■ **GIVEN PROBLEM**:
Write every record out again exactly as given.

[start]

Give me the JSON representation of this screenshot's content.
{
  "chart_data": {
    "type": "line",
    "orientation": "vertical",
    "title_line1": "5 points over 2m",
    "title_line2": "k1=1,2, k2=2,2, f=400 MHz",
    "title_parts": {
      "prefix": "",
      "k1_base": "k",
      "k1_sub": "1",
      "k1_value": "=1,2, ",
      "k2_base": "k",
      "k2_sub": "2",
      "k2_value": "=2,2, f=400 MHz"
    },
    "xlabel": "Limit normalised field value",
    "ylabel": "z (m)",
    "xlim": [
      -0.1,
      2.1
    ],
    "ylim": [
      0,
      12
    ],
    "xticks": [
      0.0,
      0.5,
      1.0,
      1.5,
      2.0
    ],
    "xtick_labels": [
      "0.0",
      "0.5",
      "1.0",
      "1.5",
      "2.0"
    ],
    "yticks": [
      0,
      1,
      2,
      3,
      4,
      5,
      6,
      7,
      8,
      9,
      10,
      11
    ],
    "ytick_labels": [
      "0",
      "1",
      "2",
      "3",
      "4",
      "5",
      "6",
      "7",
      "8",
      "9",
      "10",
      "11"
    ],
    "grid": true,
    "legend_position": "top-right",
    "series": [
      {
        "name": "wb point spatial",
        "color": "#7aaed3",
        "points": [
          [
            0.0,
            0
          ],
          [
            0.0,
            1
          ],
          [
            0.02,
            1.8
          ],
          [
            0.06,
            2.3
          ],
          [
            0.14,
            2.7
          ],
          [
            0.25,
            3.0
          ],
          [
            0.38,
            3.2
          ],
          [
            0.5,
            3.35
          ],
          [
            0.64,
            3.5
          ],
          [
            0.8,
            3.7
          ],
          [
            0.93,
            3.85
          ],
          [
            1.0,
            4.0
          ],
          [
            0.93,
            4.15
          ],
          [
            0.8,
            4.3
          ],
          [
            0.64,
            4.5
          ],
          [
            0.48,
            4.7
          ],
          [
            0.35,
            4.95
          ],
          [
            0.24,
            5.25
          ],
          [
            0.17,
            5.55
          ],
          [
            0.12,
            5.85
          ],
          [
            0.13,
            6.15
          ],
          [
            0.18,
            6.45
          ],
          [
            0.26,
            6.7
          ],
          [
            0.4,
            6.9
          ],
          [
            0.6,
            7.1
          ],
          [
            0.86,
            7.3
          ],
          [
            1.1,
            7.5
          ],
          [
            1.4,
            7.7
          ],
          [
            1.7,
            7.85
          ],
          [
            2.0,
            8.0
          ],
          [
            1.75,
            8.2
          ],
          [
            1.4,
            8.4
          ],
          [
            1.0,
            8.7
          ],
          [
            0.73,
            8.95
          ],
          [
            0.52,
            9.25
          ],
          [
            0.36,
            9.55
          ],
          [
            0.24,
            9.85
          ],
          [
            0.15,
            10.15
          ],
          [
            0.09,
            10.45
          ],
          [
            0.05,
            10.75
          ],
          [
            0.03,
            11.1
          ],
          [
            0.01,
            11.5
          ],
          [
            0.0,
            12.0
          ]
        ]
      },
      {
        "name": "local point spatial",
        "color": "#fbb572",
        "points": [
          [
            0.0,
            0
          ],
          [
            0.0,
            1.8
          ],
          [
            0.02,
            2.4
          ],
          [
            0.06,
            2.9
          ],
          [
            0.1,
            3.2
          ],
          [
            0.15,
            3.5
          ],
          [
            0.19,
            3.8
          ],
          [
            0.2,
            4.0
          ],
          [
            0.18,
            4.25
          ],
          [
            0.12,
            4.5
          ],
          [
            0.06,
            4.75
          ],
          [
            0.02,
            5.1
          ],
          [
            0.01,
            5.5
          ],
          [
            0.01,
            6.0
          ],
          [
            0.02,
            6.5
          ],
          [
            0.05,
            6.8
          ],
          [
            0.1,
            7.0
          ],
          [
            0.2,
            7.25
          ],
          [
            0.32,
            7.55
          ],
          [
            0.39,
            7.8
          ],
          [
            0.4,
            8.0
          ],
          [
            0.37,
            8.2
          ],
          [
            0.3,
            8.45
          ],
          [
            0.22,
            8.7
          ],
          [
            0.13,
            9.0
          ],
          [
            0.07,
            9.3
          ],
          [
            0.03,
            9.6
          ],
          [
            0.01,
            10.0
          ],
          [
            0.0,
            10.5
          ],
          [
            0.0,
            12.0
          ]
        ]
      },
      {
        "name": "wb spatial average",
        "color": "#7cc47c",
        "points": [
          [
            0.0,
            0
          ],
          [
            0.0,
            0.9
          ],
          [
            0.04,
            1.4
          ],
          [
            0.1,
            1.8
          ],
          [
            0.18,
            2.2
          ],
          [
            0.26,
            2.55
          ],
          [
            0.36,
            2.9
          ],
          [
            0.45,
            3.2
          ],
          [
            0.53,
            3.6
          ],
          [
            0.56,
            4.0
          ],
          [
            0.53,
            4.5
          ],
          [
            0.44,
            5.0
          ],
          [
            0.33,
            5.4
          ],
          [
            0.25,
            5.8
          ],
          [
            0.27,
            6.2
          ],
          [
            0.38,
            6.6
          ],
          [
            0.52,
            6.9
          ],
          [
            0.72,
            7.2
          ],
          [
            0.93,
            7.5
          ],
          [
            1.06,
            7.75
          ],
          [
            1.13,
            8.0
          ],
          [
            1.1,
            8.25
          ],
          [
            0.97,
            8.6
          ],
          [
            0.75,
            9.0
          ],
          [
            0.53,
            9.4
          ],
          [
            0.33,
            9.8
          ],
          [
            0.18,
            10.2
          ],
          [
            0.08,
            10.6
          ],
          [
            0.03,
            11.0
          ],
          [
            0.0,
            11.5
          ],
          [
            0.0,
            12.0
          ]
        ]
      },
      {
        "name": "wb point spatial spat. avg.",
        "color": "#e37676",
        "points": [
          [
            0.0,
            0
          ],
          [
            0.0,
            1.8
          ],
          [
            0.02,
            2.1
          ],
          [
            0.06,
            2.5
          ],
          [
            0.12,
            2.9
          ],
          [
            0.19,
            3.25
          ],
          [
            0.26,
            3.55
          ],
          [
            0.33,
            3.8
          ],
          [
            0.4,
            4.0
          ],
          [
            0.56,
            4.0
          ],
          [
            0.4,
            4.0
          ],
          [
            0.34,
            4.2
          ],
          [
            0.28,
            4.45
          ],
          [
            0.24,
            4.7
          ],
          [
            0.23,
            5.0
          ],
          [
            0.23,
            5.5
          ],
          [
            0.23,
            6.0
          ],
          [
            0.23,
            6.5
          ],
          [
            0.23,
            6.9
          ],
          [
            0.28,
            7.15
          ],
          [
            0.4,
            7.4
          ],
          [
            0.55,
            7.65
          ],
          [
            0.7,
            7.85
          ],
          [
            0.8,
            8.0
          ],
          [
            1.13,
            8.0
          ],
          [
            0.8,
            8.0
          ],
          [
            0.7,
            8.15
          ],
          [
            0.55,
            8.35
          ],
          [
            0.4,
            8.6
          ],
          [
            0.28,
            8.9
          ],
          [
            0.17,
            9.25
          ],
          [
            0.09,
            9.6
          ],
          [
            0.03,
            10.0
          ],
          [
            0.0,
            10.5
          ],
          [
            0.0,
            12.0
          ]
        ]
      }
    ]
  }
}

[end]

■ **RESULT OF THE TASK**:
Give me the JSON representation of this screenshot's content.
{
  "chart_data": {
    "type": "line",
    "orientation": "vertical",
    "title_line1": "5 points over 2m",
    "title_line2": "k1=1,2, k2=2,2, f=400 MHz",
    "title_parts": {
      "prefix": "",
      "k1_base": "k",
      "k1_sub": "1",
      "k1_value": "=1,2, ",
      "k2_base": "k",
      "k2_sub": "2",
      "k2_value": "=2,2, f=400 MHz"
    },
    "xlabel": "Limit normalised field value",
    "ylabel": "z (m)",
    "xlim": [
      -0.1,
      2.1
    ],
    "ylim": [
      0,
      12
    ],
    "xticks": [
      0.0,
      0.5,
      1.0,
      1.5,
      2.0
    ],
    "xtick_labels": [
      "0.0",
      "0.5",
      "1.0",
      "1.5",
      "2.0"
    ],
    "yticks": [
      0,
      1,
      2,
      3,
      4,
      5,
      6,
      7,
      8,
      9,
      10,
      11
    ],
    "ytick_labels": [
      "0",
      "1",
      "2",
      "3",
      "4",
      "5",
      "6",
      "7",
      "8",
      "9",
      "10",
      "11"
    ],
    "grid": true,
    "legend_position": "top-right",
    "series": [
      {
        "name": "wb point spatial",
        "color": "#7aaed3",
        "points": [
          [
            0.0,
            0
          ],
          [
            0.0,
            1
          ],
          [
            0.02,
            1.8
          ],
          [
            0.06,
            2.3
          ],
          [
            0.14,
            2.7
          ],
          [
            0.25,
            3.0
          ],
          [
            0.38,
            3.2
          ],
          [
            0.5,
            3.35
          ],
          [
            0.64,
            3.5
          ],
          [
            0.8,
            3.7
          ],
          [
            0.93,
            3.85
          ],
          [
            1.0,
            4.0
          ],
          [
            0.93,
            4.15
          ],
          [
            0.8,
            4.3
          ],
          [
            0.64,
            4.5
          ],
          [
            0.48,
            4.7
          ],
          [
            0.35,
            4.95
          ],
          [
            0.24,
            5.25
          ],
          [
            0.17,
            5.55
          ],
          [
            0.12,
            5.85
          ],
          [
            0.13,
            6.15
          ],
          [
            0.18,
            6.45
          ],
          [
            0.26,
            6.7
          ],
          [
            0.4,
            6.9
          ],
          [
            0.6,
            7.1
          ],
          [
            0.86,
            7.3
          ],
          [
            1.1,
            7.5
          ],
          [
            1.4,
            7.7
          ],
          [
            1.7,
            7.85
          ],
          [
            2.0,
            8.0
          ],
          [
            1.75,
            8.2
          ],
          [
            1.4,
            8.4
          ],
          [
            1.0,
            8.7
          ],
          [
            0.73,
            8.95
          ],
          [
            0.52,
            9.25
          ],
          [
            0.36,
            9.55
          ],
          [
            0.24,
            9.85
          ],
          [
            0.15,
            10.15
          ],
          [
            0.09,
            10.45
          ],
          [
            0.05,
            10.75
          ],
          [
            0.03,
            11.1
          ],
          [
            0.01,
            11.5
          ],
          [
            0.0,
            12.0
          ]
        ]
      },
      {
        "name": "local point spatial",
        "color": "#fbb572",
        "points": [
          [
            0.0,
            0
          ],
          [
            0.0,
            1.8
          ],
          [
            0.02,
            2.4
          ],
          [
            0.06,
            2.9
          ],
          [
            0.1,
            3.2
          ],
          [
            0.15,
            3.5
          ],
          [
            0.19,
            3.8
          ],
          [
            0.2,
            4.0
          ],
          [
            0.18,
            4.25
          ],
          [
            0.12,
            4.5
          ],
          [
            0.06,
            4.75
          ],
          [
            0.02,
            5.1
          ],
          [
            0.01,
            5.5
          ],
          [
            0.01,
            6.0
          ],
          [
            0.02,
            6.5
          ],
          [
            0.05,
            6.8
          ],
          [
            0.1,
            7.0
          ],
          [
            0.2,
            7.25
          ],
          [
            0.32,
            7.55
          ],
          [
            0.39,
            7.8
          ],
          [
            0.4,
            8.0
          ],
          [
            0.37,
            8.2
          ],
          [
            0.3,
            8.45
          ],
          [
            0.22,
            8.7
          ],
          [
            0.13,
            9.0
          ],
          [
            0.07,
            9.3
          ],
          [
            0.03,
            9.6
          ],
          [
            0.01,
            10.0
          ],
          [
            0.0,
            10.5
          ],
          [
            0.0,
            12.0
          ]
        ]
      },
      {
        "name": "wb spatial average",
        "color": "#7cc47c",
        "points": [
          [
            0.0,
            0
          ],
          [
            0.0,
            0.9
          ],
          [
            0.04,
            1.4
          ],
          [
            0.1,
            1.8
          ],
          [
            0.18,
            2.2
          ],
          [
            0.26,
            2.55
          ],
          [
            0.36,
            2.9
          ],
          [
            0.45,
            3.2
          ],
          [
            0.53,
            3.6
          ],
          [
            0.56,
            4.0
          ],
          [
            0.53,
            4.5
          ],
          [
            0.44,
            5.0
          ],
          [
            0.33,
            5.4
          ],
          [
            0.25,
            5.8
          ],
          [
            0.27,
            6.2
          ],
          [
            0.38,
            6.6
          ],
          [
            0.52,
            6.9
          ],
          [
            0.72,
            7.2
          ],
          [
            0.93,
            7.5
          ],
          [
            1.06,
            7.75
          ],
          [
            1.13,
            8.0
          ],
          [
            1.1,
            8.25
          ],
          [
            0.97,
            8.6
          ],
          [
            0.75,
            9.0
          ],
          [
            0.53,
            9.4
          ],
          [
            0.33,
            9.8
          ],
          [
            0.18,
            10.2
          ],
          [
            0.08,
            10.6
          ],
          [
            0.03,
            11.0
          ],
          [
            0.0,
            11.5
          ],
          [
            0.0,
            12.0
          ]
        ]
      },
      {
        "name": "wb point spatial spat. avg.",
        "color": "#e37676",
        "points": [
          [
            0.0,
            0
          ],
          [
            0.0,
            1.8
          ],
          [
            0.02,
            2.1
          ],
          [
            0.06,
            2.5
          ],
          [
            0.12,
            2.9
          ],
          [
            0.19,
            3.25
          ],
          [
            0.26,
            3.55
          ],
          [
            0.33,
            3.8
          ],
          [
            0.4,
            4.0
          ],
          [
            0.56,
            4.0
          ],
          [
            0.4,
            4.0
          ],
          [
            0.34,
            4.2
          ],
          [
            0.28,
            4.45
          ],
          [
            0.24,
            4.7
          ],
          [
            0.23,
            5.0
          ],
          [
            0.23,
            5.5
          ],
          [
            0.23,
            6.0
          ],
          [
            0.23,
            6.5
          ],
          [
            0.23,
            6.9
          ],
          [
            0.28,
            7.15
          ],
          [
            0.4,
            7.4
          ],
          [
            0.55,
            7.65
          ],
          [
            0.7,
            7.85
          ],
          [
            0.8,
            8.0
          ],
          [
            1.13,
            8.0
          ],
          [
            0.8,
            8.0
          ],
          [
            0.7,
            8.15
          ],
          [
            0.55,
            8.35
          ],
          [
            0.4,
            8.6
          ],
          [
            0.28,
            8.9
          ],
          [
            0.17,
            9.25
          ],
          [
            0.09,
            9.6
          ],
          [
            0.03,
            10.0
          ],
          [
            0.0,
            10.5
          ],
          [
            0.0,
            12.0
          ]
        ]
      }
    ]
  }
}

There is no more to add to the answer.